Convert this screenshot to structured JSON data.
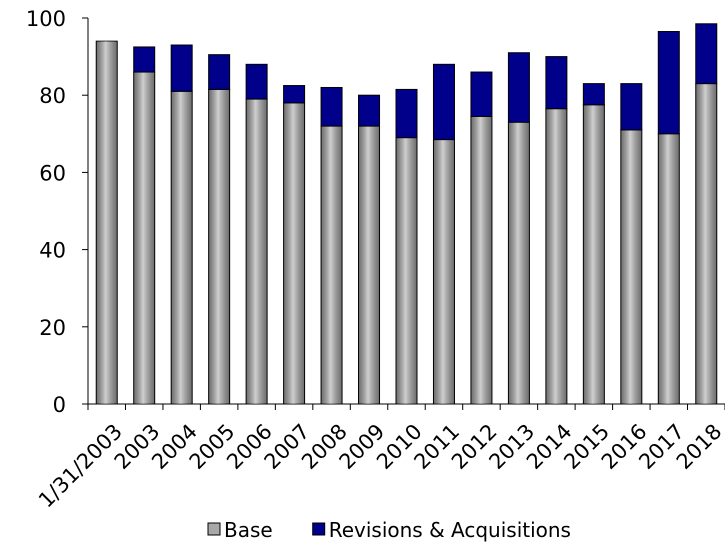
{
  "chart_data": {
    "type": "stacked_bar",
    "categories": [
      "1/31/2003",
      "2003",
      "2004",
      "2005",
      "2006",
      "2007",
      "2008",
      "2009",
      "2010",
      "2011",
      "2012",
      "2013",
      "2014",
      "2015",
      "2016",
      "2017",
      "2018"
    ],
    "series": [
      {
        "name": "Base",
        "color": "#a8a8a8",
        "values": [
          94,
          86,
          81,
          81.5,
          79,
          78,
          72,
          72,
          69,
          68.5,
          74.5,
          73,
          76.5,
          77.5,
          71,
          70,
          83
        ]
      },
      {
        "name": "Revisions & Acquisitions",
        "color": "#00008b",
        "values": [
          0,
          6.5,
          12,
          9,
          9,
          4.5,
          10,
          8,
          12.5,
          19.5,
          11.5,
          18,
          13.5,
          5.5,
          12,
          26.5,
          15.5
        ]
      }
    ],
    "ylim": [
      0,
      100
    ],
    "yticks": [
      0,
      20,
      40,
      60,
      80,
      100
    ],
    "legend": "bottom"
  }
}
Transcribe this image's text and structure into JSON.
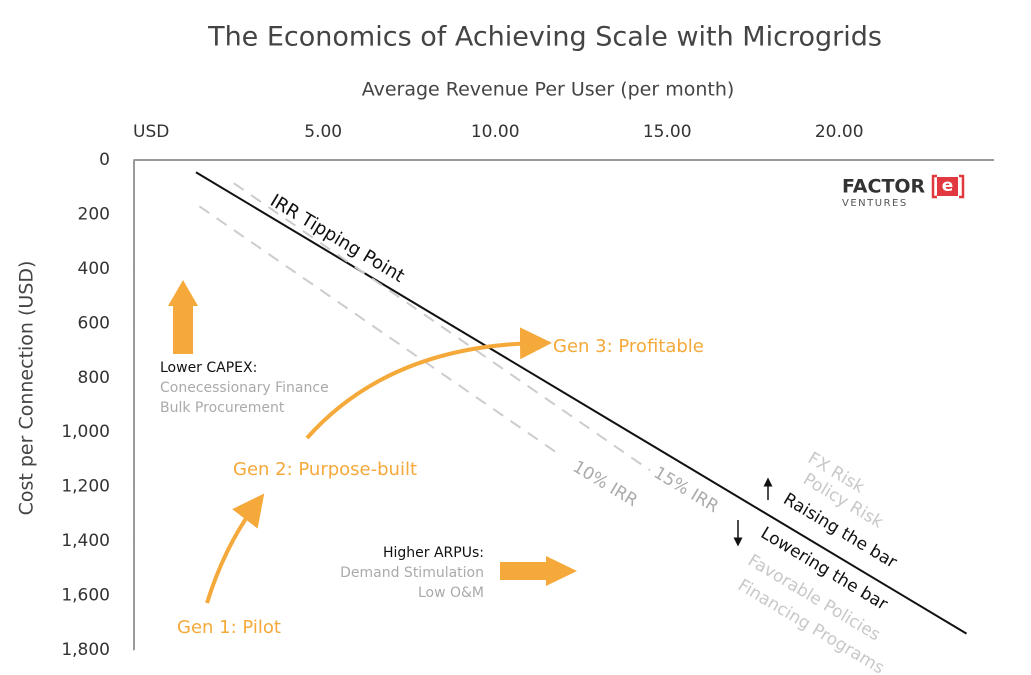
**********
Problem to solve
Where a line in the entries holds the word "JSON", copy that line.

Completed task
Convert this screenshot to structured JSON data.
Transcribe this image's text and structure into JSON.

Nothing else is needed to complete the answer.